*DIRECTIONS FOR THIS TASK*
In the data below, find each line containing the string "Technology" and return it.

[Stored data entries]

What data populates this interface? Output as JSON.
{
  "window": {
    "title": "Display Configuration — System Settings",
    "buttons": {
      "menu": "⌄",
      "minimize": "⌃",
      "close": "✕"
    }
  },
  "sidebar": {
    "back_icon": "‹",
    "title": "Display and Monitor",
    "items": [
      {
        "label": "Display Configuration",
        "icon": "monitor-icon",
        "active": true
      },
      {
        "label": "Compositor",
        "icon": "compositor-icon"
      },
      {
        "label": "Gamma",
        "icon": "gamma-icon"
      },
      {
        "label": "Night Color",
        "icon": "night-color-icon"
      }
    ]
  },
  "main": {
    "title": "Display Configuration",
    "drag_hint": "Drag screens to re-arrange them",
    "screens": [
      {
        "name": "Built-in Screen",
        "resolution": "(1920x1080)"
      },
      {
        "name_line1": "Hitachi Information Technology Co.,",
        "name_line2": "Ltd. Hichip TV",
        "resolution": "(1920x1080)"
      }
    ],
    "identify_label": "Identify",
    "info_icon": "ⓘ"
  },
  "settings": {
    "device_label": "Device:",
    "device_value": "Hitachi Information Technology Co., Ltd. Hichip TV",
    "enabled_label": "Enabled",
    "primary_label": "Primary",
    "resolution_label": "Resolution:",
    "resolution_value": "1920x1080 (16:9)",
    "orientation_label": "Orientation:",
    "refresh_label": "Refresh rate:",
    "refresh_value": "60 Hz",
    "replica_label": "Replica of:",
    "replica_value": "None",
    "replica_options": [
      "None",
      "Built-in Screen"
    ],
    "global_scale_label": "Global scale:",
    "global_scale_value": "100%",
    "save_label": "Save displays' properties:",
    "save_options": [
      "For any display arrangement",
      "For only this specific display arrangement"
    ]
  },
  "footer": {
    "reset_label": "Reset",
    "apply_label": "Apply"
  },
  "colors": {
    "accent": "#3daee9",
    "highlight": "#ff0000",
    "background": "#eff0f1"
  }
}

...

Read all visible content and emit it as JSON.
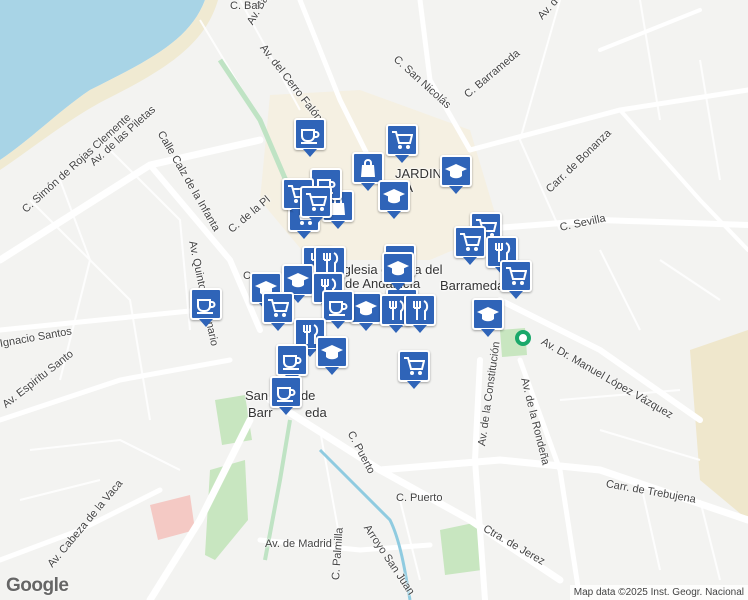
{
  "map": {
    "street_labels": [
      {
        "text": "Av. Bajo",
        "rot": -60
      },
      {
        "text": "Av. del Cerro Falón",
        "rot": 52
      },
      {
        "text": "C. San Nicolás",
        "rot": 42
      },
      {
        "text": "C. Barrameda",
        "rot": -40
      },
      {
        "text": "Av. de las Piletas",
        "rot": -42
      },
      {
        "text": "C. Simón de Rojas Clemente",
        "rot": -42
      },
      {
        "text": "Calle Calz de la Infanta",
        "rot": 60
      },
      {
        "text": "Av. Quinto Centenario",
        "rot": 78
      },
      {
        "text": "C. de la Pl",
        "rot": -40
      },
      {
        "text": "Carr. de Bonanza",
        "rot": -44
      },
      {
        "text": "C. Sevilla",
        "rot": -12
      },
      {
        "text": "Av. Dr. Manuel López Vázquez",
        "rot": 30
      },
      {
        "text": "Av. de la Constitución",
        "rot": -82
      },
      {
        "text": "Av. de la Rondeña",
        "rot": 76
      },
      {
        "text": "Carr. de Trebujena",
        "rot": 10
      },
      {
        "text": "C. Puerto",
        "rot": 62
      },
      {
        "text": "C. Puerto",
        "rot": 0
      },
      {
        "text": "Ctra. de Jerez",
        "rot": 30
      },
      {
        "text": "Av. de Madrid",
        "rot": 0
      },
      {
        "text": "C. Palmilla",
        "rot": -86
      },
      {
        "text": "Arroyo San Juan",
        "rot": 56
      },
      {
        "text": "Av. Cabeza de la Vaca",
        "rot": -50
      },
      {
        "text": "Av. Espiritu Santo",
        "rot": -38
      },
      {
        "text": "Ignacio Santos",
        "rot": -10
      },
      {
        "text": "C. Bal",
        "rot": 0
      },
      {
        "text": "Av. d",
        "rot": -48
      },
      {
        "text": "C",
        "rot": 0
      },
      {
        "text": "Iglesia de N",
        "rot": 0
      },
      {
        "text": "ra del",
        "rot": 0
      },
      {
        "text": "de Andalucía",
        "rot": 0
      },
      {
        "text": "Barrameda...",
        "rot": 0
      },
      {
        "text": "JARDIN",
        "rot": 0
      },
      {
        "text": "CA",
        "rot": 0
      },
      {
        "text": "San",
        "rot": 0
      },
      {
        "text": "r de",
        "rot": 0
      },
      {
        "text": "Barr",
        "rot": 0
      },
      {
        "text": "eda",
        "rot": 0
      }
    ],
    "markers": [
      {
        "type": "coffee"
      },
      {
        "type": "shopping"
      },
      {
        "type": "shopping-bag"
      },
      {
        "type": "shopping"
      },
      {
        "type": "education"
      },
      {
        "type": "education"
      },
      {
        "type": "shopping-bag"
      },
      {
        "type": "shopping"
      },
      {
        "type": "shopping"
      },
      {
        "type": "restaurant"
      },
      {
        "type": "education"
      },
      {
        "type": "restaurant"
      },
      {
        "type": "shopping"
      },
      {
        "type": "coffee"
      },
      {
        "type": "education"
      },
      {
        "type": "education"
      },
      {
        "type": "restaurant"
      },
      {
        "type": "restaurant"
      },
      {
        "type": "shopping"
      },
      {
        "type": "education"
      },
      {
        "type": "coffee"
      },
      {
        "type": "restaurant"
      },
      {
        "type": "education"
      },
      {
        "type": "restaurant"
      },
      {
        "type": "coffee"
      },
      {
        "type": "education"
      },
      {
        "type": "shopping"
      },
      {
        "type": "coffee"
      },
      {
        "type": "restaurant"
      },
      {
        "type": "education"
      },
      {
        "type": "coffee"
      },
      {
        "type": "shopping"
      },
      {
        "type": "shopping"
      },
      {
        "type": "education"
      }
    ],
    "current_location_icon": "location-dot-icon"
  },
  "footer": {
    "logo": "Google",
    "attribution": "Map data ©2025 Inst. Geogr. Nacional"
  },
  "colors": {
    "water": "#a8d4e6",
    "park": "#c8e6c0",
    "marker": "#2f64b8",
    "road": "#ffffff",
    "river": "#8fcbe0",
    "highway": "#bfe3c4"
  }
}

*REPLY*
        "name_line1": "Hitachi Information Technology Co.,",
    "device_value": "Hitachi Information Technology Co., Ltd. Hichip TV",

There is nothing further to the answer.